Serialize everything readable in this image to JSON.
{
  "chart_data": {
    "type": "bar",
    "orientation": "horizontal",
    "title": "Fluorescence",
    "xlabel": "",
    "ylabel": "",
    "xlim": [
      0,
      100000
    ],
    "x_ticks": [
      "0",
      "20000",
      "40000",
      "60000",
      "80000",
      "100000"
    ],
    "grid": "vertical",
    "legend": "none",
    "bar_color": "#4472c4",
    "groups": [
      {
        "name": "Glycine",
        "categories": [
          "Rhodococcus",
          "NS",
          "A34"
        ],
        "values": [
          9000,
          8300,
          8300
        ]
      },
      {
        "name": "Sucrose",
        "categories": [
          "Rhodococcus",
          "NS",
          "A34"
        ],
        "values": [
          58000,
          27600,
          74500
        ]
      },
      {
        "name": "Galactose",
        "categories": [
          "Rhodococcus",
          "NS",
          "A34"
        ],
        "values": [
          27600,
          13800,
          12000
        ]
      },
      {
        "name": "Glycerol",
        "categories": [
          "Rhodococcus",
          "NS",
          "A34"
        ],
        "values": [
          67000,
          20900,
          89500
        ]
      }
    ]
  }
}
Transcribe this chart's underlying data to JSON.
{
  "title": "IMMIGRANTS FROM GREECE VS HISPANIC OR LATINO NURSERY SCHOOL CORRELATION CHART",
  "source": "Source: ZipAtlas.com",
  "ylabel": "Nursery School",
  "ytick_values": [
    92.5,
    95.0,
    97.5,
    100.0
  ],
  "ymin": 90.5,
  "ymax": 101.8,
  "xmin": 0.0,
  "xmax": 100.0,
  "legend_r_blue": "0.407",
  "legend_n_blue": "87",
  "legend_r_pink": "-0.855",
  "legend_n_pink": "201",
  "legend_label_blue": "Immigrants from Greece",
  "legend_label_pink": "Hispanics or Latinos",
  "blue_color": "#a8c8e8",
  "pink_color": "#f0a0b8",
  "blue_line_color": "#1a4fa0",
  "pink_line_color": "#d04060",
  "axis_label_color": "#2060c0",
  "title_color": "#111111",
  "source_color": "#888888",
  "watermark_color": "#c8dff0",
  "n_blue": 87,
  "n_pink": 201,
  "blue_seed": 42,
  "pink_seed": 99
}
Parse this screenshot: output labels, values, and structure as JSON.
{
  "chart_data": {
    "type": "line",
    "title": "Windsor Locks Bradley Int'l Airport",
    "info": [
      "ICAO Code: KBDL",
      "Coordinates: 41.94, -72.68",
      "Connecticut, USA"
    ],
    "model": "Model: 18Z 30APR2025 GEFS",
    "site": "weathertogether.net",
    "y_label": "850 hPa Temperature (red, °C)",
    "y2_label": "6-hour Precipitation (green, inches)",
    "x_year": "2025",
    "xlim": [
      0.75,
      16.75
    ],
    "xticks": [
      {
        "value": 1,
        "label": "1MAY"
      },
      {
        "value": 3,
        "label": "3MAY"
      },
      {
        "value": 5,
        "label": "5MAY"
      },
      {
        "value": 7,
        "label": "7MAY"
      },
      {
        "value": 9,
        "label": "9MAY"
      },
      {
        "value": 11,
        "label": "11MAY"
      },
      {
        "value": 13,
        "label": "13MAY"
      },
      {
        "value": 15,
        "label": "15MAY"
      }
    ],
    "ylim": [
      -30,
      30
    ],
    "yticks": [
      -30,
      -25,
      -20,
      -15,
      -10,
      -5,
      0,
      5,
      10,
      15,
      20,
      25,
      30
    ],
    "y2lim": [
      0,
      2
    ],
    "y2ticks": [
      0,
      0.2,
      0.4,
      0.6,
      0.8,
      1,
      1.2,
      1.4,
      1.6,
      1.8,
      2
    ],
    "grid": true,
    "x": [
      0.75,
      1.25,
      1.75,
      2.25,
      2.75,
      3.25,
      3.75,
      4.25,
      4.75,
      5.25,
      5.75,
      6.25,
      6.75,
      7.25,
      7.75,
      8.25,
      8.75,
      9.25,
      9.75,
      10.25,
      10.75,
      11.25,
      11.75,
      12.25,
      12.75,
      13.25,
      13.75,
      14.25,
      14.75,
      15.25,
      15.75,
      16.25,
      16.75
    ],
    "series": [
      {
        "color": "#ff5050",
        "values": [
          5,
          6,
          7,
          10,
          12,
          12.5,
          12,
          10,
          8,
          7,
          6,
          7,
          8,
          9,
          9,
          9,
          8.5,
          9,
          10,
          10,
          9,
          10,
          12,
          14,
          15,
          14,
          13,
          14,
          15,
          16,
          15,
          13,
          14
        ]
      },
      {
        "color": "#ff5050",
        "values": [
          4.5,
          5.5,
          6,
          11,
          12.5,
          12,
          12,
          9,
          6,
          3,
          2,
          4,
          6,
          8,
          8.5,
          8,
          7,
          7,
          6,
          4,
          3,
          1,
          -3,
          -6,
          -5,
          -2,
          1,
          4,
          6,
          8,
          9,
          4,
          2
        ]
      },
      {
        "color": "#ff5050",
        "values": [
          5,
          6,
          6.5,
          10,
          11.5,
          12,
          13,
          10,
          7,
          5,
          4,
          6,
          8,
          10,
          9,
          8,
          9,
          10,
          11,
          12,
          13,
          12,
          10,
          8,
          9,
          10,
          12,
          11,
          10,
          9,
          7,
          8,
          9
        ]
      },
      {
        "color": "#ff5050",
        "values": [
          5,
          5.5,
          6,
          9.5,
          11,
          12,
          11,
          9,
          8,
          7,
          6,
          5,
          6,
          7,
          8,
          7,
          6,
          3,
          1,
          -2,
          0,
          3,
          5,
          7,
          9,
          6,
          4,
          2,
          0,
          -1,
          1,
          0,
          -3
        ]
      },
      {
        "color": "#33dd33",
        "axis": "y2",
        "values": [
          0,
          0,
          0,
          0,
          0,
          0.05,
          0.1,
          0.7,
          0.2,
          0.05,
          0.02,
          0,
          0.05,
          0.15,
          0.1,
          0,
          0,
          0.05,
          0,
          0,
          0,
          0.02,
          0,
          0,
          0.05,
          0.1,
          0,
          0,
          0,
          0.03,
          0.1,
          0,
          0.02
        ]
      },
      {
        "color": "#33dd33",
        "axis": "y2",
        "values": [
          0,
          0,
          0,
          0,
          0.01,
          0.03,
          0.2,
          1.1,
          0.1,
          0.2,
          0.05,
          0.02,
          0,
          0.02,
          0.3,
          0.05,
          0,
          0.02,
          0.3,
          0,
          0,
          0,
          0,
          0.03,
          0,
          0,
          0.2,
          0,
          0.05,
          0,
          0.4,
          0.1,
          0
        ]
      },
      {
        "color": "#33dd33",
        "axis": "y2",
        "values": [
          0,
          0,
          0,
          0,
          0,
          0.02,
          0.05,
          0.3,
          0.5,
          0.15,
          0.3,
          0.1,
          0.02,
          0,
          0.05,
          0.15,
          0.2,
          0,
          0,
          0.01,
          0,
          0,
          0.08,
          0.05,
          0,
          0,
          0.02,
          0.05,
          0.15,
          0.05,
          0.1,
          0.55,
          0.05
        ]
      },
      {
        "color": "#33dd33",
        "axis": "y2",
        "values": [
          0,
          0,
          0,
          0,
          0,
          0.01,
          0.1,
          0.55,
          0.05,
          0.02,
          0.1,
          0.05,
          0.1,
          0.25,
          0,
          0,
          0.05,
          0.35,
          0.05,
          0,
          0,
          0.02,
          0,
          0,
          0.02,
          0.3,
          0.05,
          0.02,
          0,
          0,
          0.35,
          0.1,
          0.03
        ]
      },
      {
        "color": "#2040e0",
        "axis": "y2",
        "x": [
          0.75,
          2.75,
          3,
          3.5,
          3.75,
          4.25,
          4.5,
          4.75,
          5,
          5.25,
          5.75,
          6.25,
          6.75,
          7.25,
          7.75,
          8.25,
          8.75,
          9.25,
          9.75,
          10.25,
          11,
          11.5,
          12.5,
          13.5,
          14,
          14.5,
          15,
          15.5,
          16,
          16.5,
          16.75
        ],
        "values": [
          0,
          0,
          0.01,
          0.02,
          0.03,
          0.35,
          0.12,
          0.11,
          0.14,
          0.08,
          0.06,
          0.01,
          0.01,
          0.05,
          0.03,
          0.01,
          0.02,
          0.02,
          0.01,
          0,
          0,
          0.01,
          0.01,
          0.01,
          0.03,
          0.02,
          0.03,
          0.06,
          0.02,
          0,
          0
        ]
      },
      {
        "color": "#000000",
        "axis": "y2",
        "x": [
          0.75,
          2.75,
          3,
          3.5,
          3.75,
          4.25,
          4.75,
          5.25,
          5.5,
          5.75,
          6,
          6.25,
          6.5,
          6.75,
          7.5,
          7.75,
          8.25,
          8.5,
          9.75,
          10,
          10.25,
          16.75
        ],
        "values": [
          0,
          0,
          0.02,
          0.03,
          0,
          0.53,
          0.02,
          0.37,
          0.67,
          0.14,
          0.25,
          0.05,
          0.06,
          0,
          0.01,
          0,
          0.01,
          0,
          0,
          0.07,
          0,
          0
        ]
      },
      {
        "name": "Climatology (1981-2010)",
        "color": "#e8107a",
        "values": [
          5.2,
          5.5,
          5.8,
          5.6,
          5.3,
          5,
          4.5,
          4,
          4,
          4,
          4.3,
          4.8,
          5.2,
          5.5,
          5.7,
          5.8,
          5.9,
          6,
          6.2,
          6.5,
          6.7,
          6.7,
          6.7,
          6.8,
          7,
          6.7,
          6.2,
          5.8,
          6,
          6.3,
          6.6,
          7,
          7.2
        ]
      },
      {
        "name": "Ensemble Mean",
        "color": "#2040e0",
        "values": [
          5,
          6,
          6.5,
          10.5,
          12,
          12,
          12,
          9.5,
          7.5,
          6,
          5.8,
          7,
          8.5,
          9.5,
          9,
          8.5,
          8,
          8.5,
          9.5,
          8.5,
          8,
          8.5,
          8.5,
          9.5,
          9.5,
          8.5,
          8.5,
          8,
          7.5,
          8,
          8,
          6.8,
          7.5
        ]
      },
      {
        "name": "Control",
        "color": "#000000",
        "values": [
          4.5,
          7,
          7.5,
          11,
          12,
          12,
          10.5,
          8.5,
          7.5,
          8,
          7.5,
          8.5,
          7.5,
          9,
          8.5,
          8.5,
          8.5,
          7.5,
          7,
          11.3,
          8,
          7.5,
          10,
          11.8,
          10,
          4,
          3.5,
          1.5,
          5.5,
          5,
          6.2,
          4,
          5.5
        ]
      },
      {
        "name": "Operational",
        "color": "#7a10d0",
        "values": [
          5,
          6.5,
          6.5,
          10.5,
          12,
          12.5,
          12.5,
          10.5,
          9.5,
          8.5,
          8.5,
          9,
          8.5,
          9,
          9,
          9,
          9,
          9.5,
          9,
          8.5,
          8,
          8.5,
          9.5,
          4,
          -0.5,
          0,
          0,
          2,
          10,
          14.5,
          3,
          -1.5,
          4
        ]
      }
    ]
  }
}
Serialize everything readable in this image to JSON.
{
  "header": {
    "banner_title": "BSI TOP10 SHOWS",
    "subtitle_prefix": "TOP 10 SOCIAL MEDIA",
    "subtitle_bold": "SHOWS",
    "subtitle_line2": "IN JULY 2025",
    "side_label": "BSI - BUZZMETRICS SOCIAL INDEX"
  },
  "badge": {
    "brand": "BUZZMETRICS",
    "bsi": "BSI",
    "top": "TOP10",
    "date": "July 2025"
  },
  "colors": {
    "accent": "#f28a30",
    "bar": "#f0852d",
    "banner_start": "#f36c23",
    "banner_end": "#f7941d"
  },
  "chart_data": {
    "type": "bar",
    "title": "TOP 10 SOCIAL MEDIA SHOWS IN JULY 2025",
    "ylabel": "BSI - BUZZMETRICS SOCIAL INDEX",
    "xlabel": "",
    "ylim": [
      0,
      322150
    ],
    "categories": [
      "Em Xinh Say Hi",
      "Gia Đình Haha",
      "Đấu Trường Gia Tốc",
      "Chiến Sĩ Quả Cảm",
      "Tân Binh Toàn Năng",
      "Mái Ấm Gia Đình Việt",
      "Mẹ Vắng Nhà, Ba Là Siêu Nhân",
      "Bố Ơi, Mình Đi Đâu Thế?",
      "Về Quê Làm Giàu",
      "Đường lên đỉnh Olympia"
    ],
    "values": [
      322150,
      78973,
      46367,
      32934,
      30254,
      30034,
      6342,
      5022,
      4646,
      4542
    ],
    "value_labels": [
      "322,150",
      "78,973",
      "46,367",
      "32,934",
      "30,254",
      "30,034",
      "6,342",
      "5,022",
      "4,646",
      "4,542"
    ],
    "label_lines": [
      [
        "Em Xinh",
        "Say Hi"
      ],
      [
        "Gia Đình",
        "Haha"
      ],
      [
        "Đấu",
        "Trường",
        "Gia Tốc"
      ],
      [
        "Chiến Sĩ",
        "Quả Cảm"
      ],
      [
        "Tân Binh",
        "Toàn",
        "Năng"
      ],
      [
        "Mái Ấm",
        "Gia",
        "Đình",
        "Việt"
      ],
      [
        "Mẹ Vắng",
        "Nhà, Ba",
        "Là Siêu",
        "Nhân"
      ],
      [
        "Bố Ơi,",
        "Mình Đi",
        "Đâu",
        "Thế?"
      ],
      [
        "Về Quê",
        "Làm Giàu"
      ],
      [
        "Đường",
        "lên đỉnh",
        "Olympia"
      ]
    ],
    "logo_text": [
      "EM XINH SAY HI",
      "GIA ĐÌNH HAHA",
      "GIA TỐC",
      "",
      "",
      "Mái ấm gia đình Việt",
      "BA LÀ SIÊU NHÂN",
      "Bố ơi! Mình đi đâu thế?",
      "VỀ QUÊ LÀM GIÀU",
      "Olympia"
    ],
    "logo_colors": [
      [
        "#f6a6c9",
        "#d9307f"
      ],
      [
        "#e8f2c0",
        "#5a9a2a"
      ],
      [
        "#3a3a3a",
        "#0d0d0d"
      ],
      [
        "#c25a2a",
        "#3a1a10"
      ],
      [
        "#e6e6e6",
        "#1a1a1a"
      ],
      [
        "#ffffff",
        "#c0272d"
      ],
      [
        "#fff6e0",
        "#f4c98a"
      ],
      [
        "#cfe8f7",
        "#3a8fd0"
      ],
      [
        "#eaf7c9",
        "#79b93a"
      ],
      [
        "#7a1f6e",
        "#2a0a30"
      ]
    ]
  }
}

★ ★ ★

Using the material above, gather every line that includes "SHOWS".

    "banner_title": "BSI TOP10 SHOWS",
    "subtitle_bold": "SHOWS",
    "title": "TOP 10 SOCIAL MEDIA SHOWS IN JULY 2025",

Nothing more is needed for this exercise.